# Listed entries start
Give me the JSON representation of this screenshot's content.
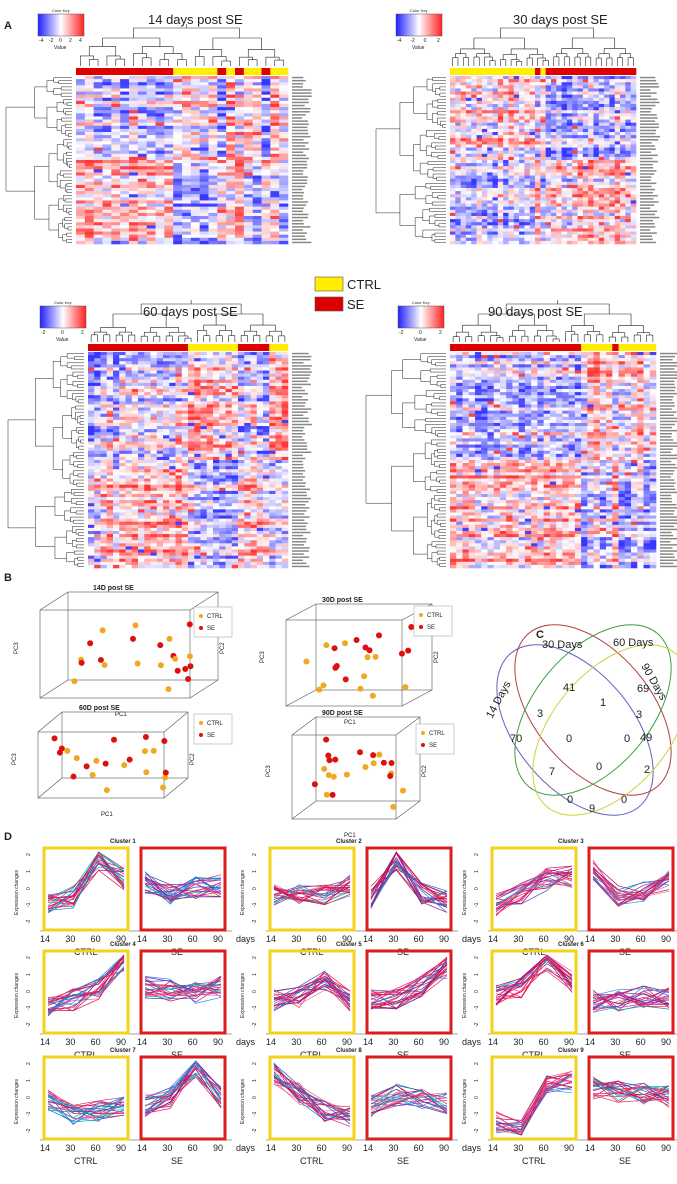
{
  "panels": {
    "A": "A",
    "B": "B",
    "C": "C",
    "D": "D"
  },
  "heatmaps": [
    {
      "id": "hm14",
      "title": "14 days post SE",
      "key": "Color Key",
      "value": "Value",
      "ticks": [
        "-4",
        "-2",
        "0",
        "2",
        "4"
      ],
      "cond": "rrrrrrrrrrryyyyyryryyryy",
      "seed": 3
    },
    {
      "id": "hm30",
      "title": "30 days post SE",
      "key": "Color Key",
      "value": "Value",
      "ticks": [
        "-4",
        "-2",
        "0",
        "2"
      ],
      "cond": "yyyyyyyyyyyyyyyyryrrrrrrrrrrrrrrrrr",
      "seed": 7
    },
    {
      "id": "hm60",
      "title": "60 days post SE",
      "key": "Color Key",
      "value": "Value",
      "ticks": [
        "-2",
        "0",
        "2"
      ],
      "cond": "rrrrrrrrrrrrrrrryyyyyyyyrrrrryyy",
      "seed": 11
    },
    {
      "id": "hm90",
      "title": "90 days post SE",
      "key": "Color Key",
      "value": "Value",
      "ticks": [
        "-2",
        "0",
        "2"
      ],
      "cond": "rrrrrrrrrrrrrrrrrrrrryyyyyryyyyyy",
      "seed": 19
    }
  ],
  "legend_main": [
    {
      "label": "CTRL",
      "color": "#ffee00"
    },
    {
      "label": "SE",
      "color": "#dd0000"
    }
  ],
  "pca": [
    {
      "title": "14D post SE",
      "xlabel": "PC1",
      "ylabel": "PC3",
      "zlabel": "PC2"
    },
    {
      "title": "30D post SE",
      "xlabel": "PC1",
      "ylabel": "PC3",
      "zlabel": "PC2"
    },
    {
      "title": "60D post SE",
      "xlabel": "PC1",
      "ylabel": "PC3",
      "zlabel": "PC2"
    },
    {
      "title": "90D post SE",
      "xlabel": "PC1",
      "ylabel": "PC3",
      "zlabel": "PC2"
    }
  ],
  "pca_legend": [
    {
      "label": "CTRL",
      "color": "#f0a820"
    },
    {
      "label": "SE",
      "color": "#dd1010"
    }
  ],
  "venn": {
    "labels": [
      "14 Days",
      "30 Days",
      "60 Days",
      "90 Days"
    ],
    "counts": {
      "only14": "70",
      "only30": "41",
      "only60": "69",
      "only90": "49",
      "a14_30": "3",
      "a30_60": "1",
      "a60_90": "3",
      "a14_90": "9",
      "c1": "0",
      "c2": "0",
      "c3": "7",
      "c4": "0",
      "c5": "2",
      "c6": "0",
      "c7": "0"
    }
  },
  "clusters": {
    "titles": [
      "Cluster 1",
      "Cluster 2",
      "Cluster 3",
      "Cluster 4",
      "Cluster 5",
      "Cluster 6",
      "Cluster 7",
      "Cluster 8",
      "Cluster 9"
    ],
    "ylabel": "Expression changes",
    "x_ticks": [
      "14",
      "30",
      "60",
      "90"
    ],
    "days": "days",
    "groups": [
      "CTRL",
      "SE"
    ],
    "ctrl_means": [
      [
        -1,
        -0.5,
        1.8,
        0.6
      ],
      [
        -0.3,
        -0.2,
        -0.4,
        0.2
      ],
      [
        -1,
        -0.3,
        0.6,
        0.8
      ],
      [
        -1,
        -0.5,
        0.2,
        2
      ],
      [
        -0.5,
        -0.3,
        0.8,
        -0.5
      ],
      [
        -0.2,
        0.3,
        2,
        0.6
      ],
      [
        -0.2,
        -1,
        -0.8,
        -0.5
      ],
      [
        1.5,
        0.3,
        -0.8,
        -1.2
      ],
      [
        -1.5,
        -2,
        0.8,
        1
      ]
    ],
    "se_means": [
      [
        0.4,
        -0.3,
        0.1,
        0.2
      ],
      [
        -0.5,
        1.8,
        -0.3,
        -0.8
      ],
      [
        1.2,
        -0.5,
        -0.2,
        0.5
      ],
      [
        0.3,
        0.1,
        -0.1,
        0.3
      ],
      [
        -0.5,
        -0.4,
        0.4,
        1.5
      ],
      [
        -0.6,
        -0.5,
        -0.3,
        -0.4
      ],
      [
        -0.5,
        0,
        2,
        0
      ],
      [
        -0.5,
        0.2,
        0,
        -0.3
      ],
      [
        0.6,
        0.4,
        0.3,
        0.1
      ]
    ]
  }
}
# Listed entries end
▶ [What is being asked] Pictures are to be left out; the records above must be repeated word for word.

▶ [Response]
Give me the JSON representation of this screenshot's content.
{
  "panels": {
    "A": "A",
    "B": "B",
    "C": "C",
    "D": "D"
  },
  "heatmaps": [
    {
      "id": "hm14",
      "title": "14 days post SE",
      "key": "Color Key",
      "value": "Value",
      "ticks": [
        "-4",
        "-2",
        "0",
        "2",
        "4"
      ],
      "cond": "rrrrrrrrrrryyyyyryryyryy",
      "seed": 3
    },
    {
      "id": "hm30",
      "title": "30 days post SE",
      "key": "Color Key",
      "value": "Value",
      "ticks": [
        "-4",
        "-2",
        "0",
        "2"
      ],
      "cond": "yyyyyyyyyyyyyyyyryrrrrrrrrrrrrrrrrr",
      "seed": 7
    },
    {
      "id": "hm60",
      "title": "60 days post SE",
      "key": "Color Key",
      "value": "Value",
      "ticks": [
        "-2",
        "0",
        "2"
      ],
      "cond": "rrrrrrrrrrrrrrrryyyyyyyyrrrrryyy",
      "seed": 11
    },
    {
      "id": "hm90",
      "title": "90 days post SE",
      "key": "Color Key",
      "value": "Value",
      "ticks": [
        "-2",
        "0",
        "2"
      ],
      "cond": "rrrrrrrrrrrrrrrrrrrrryyyyyryyyyyy",
      "seed": 19
    }
  ],
  "legend_main": [
    {
      "label": "CTRL",
      "color": "#ffee00"
    },
    {
      "label": "SE",
      "color": "#dd0000"
    }
  ],
  "pca": [
    {
      "title": "14D post SE",
      "xlabel": "PC1",
      "ylabel": "PC3",
      "zlabel": "PC2"
    },
    {
      "title": "30D post SE",
      "xlabel": "PC1",
      "ylabel": "PC3",
      "zlabel": "PC2"
    },
    {
      "title": "60D post SE",
      "xlabel": "PC1",
      "ylabel": "PC3",
      "zlabel": "PC2"
    },
    {
      "title": "90D post SE",
      "xlabel": "PC1",
      "ylabel": "PC3",
      "zlabel": "PC2"
    }
  ],
  "pca_legend": [
    {
      "label": "CTRL",
      "color": "#f0a820"
    },
    {
      "label": "SE",
      "color": "#dd1010"
    }
  ],
  "venn": {
    "labels": [
      "14 Days",
      "30 Days",
      "60 Days",
      "90 Days"
    ],
    "counts": {
      "only14": "70",
      "only30": "41",
      "only60": "69",
      "only90": "49",
      "a14_30": "3",
      "a30_60": "1",
      "a60_90": "3",
      "a14_90": "9",
      "c1": "0",
      "c2": "0",
      "c3": "7",
      "c4": "0",
      "c5": "2",
      "c6": "0",
      "c7": "0"
    }
  },
  "clusters": {
    "titles": [
      "Cluster 1",
      "Cluster 2",
      "Cluster 3",
      "Cluster 4",
      "Cluster 5",
      "Cluster 6",
      "Cluster 7",
      "Cluster 8",
      "Cluster 9"
    ],
    "ylabel": "Expression changes",
    "x_ticks": [
      "14",
      "30",
      "60",
      "90"
    ],
    "days": "days",
    "groups": [
      "CTRL",
      "SE"
    ],
    "ctrl_means": [
      [
        -1,
        -0.5,
        1.8,
        0.6
      ],
      [
        -0.3,
        -0.2,
        -0.4,
        0.2
      ],
      [
        -1,
        -0.3,
        0.6,
        0.8
      ],
      [
        -1,
        -0.5,
        0.2,
        2
      ],
      [
        -0.5,
        -0.3,
        0.8,
        -0.5
      ],
      [
        -0.2,
        0.3,
        2,
        0.6
      ],
      [
        -0.2,
        -1,
        -0.8,
        -0.5
      ],
      [
        1.5,
        0.3,
        -0.8,
        -1.2
      ],
      [
        -1.5,
        -2,
        0.8,
        1
      ]
    ],
    "se_means": [
      [
        0.4,
        -0.3,
        0.1,
        0.2
      ],
      [
        -0.5,
        1.8,
        -0.3,
        -0.8
      ],
      [
        1.2,
        -0.5,
        -0.2,
        0.5
      ],
      [
        0.3,
        0.1,
        -0.1,
        0.3
      ],
      [
        -0.5,
        -0.4,
        0.4,
        1.5
      ],
      [
        -0.6,
        -0.5,
        -0.3,
        -0.4
      ],
      [
        -0.5,
        0,
        2,
        0
      ],
      [
        -0.5,
        0.2,
        0,
        -0.3
      ],
      [
        0.6,
        0.4,
        0.3,
        0.1
      ]
    ]
  }
}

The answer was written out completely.